### [THE DATA]
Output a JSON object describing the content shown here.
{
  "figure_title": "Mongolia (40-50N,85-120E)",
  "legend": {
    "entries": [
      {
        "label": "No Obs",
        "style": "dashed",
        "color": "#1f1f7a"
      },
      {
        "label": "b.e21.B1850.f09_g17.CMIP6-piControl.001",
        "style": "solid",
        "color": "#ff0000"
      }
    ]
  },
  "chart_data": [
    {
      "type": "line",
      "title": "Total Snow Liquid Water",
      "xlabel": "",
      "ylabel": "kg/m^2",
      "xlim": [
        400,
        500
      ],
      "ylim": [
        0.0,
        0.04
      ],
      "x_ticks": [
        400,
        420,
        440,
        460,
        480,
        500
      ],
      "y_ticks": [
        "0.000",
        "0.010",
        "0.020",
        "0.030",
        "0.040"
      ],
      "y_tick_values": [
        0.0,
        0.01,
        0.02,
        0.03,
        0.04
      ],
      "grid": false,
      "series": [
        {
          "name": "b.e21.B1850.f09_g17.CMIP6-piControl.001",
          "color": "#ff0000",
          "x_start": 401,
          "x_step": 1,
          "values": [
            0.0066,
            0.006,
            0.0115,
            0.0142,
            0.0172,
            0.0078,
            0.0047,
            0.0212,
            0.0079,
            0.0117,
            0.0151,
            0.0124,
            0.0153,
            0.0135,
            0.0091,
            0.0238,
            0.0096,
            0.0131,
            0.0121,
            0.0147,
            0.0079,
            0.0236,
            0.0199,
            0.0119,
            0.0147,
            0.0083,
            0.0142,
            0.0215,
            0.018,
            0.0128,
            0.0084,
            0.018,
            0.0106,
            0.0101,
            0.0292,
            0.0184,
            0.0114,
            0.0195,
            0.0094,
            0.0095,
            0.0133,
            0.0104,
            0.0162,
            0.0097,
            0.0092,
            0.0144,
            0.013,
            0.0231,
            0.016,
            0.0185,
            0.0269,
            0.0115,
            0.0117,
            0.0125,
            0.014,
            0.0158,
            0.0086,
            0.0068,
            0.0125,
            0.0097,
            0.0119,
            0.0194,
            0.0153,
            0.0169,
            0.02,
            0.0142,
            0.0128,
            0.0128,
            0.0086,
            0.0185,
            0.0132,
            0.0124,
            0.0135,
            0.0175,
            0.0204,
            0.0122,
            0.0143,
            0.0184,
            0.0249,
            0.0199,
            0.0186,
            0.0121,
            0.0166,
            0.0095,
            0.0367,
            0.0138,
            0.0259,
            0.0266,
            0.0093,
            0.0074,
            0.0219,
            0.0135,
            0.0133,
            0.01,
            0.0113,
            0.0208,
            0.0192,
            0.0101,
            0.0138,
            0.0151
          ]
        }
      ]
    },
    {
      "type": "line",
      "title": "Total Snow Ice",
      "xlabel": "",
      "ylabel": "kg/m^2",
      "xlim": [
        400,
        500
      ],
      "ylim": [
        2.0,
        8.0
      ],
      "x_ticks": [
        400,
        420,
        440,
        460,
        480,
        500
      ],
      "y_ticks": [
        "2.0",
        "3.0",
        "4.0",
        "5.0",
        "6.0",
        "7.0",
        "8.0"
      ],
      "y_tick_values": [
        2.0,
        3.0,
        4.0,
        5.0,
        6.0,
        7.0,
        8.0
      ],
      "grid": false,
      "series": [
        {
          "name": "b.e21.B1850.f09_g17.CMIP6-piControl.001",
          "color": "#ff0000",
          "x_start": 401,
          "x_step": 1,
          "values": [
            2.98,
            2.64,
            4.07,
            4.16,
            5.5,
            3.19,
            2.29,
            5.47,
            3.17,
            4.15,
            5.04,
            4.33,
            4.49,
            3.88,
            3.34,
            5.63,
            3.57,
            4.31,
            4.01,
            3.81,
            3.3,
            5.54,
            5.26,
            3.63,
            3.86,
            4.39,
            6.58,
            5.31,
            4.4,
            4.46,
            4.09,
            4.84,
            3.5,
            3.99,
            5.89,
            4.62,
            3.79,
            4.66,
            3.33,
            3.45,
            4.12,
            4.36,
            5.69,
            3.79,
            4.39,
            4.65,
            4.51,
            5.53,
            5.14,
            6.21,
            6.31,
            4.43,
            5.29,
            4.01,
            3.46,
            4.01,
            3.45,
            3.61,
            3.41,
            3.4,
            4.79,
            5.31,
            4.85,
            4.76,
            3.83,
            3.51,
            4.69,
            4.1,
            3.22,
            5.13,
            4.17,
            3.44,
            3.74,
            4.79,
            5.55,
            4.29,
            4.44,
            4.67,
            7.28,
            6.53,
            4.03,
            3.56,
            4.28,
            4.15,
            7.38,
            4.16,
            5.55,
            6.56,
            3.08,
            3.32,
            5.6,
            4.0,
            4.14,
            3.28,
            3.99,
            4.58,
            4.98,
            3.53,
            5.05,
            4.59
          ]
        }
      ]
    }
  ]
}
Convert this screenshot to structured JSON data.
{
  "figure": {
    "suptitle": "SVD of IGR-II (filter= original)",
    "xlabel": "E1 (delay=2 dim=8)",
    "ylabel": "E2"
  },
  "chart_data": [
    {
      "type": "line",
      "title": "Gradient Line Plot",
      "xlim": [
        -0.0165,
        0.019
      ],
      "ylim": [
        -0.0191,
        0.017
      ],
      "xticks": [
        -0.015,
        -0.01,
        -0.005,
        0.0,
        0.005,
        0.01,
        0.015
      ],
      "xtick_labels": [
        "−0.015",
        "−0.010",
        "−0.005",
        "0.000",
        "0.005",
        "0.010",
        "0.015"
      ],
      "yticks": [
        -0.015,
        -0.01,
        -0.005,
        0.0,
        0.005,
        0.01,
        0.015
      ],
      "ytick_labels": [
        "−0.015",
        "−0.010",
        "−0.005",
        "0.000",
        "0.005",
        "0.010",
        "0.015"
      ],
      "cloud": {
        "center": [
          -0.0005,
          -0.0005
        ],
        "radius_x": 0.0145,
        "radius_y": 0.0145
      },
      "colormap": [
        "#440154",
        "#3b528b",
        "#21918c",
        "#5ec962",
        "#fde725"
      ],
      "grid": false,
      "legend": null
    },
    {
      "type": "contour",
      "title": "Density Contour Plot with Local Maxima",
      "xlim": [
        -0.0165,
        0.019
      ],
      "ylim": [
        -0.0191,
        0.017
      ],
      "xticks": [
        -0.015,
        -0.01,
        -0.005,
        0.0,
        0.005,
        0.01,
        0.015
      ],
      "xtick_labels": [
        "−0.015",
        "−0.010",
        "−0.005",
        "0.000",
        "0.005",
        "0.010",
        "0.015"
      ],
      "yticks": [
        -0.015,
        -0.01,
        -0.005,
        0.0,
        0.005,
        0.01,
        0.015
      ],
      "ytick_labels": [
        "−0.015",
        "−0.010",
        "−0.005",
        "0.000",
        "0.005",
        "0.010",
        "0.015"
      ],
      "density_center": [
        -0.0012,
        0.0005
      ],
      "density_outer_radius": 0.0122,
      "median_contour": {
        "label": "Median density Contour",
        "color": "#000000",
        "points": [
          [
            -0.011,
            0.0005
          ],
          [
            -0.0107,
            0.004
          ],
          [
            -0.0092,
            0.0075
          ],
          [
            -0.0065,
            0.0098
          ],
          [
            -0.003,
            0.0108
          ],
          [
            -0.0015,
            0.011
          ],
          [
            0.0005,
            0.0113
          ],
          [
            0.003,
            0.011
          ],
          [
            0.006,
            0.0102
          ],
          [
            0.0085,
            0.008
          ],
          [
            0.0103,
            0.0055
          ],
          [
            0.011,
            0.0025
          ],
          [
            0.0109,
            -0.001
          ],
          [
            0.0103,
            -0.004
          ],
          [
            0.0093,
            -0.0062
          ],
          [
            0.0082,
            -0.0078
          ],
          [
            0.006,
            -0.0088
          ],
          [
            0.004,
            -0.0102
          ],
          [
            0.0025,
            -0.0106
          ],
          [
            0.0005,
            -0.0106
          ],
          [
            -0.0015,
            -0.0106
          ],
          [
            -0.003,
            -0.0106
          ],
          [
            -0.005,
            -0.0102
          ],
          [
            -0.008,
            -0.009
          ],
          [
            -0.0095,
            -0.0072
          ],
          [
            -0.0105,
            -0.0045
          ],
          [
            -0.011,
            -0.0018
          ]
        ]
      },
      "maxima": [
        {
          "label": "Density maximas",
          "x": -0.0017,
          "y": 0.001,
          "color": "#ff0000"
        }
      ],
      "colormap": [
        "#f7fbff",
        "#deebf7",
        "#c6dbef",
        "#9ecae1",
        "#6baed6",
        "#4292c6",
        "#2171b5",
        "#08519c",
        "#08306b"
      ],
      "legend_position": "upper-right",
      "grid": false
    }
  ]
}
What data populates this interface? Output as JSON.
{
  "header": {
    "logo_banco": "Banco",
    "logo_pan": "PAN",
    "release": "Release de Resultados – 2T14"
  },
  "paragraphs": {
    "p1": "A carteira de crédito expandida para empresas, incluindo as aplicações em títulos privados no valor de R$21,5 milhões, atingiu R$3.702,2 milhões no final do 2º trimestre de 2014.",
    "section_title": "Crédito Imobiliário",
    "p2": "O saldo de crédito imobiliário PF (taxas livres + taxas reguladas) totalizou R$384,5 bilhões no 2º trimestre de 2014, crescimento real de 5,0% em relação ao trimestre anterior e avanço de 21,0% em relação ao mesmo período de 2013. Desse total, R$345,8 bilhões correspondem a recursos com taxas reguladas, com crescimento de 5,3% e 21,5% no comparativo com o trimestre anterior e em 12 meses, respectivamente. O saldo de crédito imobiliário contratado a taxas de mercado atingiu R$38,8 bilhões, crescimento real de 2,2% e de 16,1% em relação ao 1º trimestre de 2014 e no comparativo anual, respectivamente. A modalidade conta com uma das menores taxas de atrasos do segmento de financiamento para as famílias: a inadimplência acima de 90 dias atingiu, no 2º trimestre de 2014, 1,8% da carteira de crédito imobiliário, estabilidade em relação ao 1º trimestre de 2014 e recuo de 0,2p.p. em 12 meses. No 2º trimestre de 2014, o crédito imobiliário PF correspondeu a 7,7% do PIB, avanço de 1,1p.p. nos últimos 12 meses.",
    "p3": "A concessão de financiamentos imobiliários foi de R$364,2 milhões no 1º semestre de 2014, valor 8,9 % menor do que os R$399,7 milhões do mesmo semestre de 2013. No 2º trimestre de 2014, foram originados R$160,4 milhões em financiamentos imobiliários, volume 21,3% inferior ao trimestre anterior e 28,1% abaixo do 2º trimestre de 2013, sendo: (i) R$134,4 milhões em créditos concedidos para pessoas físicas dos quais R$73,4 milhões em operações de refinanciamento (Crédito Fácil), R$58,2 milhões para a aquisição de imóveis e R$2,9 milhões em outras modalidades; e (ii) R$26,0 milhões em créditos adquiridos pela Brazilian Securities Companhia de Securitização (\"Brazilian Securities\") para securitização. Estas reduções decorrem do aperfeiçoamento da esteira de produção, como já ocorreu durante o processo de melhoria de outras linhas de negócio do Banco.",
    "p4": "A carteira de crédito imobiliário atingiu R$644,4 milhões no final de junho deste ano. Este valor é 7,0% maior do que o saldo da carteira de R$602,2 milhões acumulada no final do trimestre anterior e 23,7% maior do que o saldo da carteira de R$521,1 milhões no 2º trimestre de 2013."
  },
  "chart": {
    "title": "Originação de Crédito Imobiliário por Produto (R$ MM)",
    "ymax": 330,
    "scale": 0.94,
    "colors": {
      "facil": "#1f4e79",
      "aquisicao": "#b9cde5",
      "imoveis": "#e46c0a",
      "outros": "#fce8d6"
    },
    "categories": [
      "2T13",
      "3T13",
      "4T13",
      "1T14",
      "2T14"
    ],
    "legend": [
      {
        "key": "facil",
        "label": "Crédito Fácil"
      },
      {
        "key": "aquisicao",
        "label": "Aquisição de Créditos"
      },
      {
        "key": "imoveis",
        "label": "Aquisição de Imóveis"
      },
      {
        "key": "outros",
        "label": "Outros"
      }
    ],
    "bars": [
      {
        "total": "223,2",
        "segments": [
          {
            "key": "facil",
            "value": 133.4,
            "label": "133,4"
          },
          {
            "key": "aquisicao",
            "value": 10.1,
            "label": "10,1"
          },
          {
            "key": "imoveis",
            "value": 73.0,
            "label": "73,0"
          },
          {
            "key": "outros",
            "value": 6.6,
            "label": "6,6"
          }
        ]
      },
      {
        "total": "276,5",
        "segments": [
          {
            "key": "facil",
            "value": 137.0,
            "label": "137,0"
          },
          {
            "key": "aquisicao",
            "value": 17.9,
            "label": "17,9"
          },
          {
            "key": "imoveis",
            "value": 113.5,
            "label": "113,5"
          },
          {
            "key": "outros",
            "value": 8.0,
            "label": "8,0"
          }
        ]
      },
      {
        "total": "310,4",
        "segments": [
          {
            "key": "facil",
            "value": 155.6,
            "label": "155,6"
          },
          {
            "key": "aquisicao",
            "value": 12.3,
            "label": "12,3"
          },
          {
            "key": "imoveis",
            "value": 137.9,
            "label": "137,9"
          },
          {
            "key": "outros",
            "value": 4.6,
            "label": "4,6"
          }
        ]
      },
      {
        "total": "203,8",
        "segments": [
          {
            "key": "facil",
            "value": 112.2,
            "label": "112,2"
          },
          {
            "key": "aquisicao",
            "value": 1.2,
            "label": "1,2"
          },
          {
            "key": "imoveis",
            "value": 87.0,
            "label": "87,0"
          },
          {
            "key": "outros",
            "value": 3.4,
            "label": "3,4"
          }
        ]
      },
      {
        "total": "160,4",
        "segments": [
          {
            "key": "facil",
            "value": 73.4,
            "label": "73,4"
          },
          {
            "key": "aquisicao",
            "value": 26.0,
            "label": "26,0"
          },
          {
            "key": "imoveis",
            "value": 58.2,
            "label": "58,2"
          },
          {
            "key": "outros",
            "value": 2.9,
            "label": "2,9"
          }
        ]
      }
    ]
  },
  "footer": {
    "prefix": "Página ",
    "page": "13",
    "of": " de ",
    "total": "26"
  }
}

### [INSTRUCTIONS TO FOLLOW]
Of the lines above, how many hold the string "Fácil"? Answer with only the number.

### [EXERCISE ANSWER]
2